All of the material below is to be returned exactly.

---+---

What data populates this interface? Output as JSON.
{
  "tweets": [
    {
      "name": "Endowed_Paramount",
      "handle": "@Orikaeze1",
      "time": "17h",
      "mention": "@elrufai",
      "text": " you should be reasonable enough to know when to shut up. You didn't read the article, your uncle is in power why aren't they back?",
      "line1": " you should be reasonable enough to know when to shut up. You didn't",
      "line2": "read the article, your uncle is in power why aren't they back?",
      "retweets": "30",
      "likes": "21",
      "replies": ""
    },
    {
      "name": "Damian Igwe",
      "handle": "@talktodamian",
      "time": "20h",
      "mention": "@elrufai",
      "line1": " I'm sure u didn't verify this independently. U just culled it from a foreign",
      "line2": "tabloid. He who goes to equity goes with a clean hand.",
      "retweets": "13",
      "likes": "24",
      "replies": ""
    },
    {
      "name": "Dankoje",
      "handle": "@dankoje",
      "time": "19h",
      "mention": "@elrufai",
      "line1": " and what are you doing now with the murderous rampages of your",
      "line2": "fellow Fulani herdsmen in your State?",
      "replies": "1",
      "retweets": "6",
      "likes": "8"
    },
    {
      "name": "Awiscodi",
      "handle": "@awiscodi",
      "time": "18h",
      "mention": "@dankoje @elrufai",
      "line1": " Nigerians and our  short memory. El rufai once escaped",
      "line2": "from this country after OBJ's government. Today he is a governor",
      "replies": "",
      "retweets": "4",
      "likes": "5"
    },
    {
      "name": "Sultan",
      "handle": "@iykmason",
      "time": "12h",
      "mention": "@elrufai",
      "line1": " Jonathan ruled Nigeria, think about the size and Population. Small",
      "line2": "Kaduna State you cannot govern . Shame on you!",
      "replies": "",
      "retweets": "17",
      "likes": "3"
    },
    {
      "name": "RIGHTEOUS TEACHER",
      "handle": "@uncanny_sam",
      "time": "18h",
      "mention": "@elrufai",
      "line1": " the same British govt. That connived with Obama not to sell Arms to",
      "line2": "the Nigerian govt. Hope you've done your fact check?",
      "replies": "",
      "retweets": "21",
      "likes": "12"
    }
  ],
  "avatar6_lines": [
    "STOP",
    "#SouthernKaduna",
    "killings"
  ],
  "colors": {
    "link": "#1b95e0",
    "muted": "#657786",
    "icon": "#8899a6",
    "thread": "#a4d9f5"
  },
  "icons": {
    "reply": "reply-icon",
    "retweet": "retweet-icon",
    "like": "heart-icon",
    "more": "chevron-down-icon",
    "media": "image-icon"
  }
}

---+---

Solution for this exercise »
What data populates this interface? Output as JSON.
{
  "tweets": [
    {
      "name": "Endowed_Paramount",
      "handle": "@Orikaeze1",
      "time": "17h",
      "mention": "@elrufai",
      "text": " you should be reasonable enough to know when to shut up. You didn't read the article, your uncle is in power why aren't they back?",
      "line1": " you should be reasonable enough to know when to shut up. You didn't",
      "line2": "read the article, your uncle is in power why aren't they back?",
      "retweets": "30",
      "likes": "21",
      "replies": ""
    },
    {
      "name": "Damian Igwe",
      "handle": "@talktodamian",
      "time": "20h",
      "mention": "@elrufai",
      "line1": " I'm sure u didn't verify this independently. U just culled it from a foreign",
      "line2": "tabloid. He who goes to equity goes with a clean hand.",
      "retweets": "13",
      "likes": "24",
      "replies": ""
    },
    {
      "name": "Dankoje",
      "handle": "@dankoje",
      "time": "19h",
      "mention": "@elrufai",
      "line1": " and what are you doing now with the murderous rampages of your",
      "line2": "fellow Fulani herdsmen in your State?",
      "replies": "1",
      "retweets": "6",
      "likes": "8"
    },
    {
      "name": "Awiscodi",
      "handle": "@awiscodi",
      "time": "18h",
      "mention": "@dankoje @elrufai",
      "line1": " Nigerians and our  short memory. El rufai once escaped",
      "line2": "from this country after OBJ's government. Today he is a governor",
      "replies": "",
      "retweets": "4",
      "likes": "5"
    },
    {
      "name": "Sultan",
      "handle": "@iykmason",
      "time": "12h",
      "mention": "@elrufai",
      "line1": " Jonathan ruled Nigeria, think about the size and Population. Small",
      "line2": "Kaduna State you cannot govern . Shame on you!",
      "replies": "",
      "retweets": "17",
      "likes": "3"
    },
    {
      "name": "RIGHTEOUS TEACHER",
      "handle": "@uncanny_sam",
      "time": "18h",
      "mention": "@elrufai",
      "line1": " the same British govt. That connived with Obama not to sell Arms to",
      "line2": "the Nigerian govt. Hope you've done your fact check?",
      "replies": "",
      "retweets": "21",
      "likes": "12"
    }
  ],
  "avatar6_lines": [
    "STOP",
    "#SouthernKaduna",
    "killings"
  ],
  "colors": {
    "link": "#1b95e0",
    "muted": "#657786",
    "icon": "#8899a6",
    "thread": "#a4d9f5"
  },
  "icons": {
    "reply": "reply-icon",
    "retweet": "retweet-icon",
    "like": "heart-icon",
    "more": "chevron-down-icon",
    "media": "image-icon"
  }
}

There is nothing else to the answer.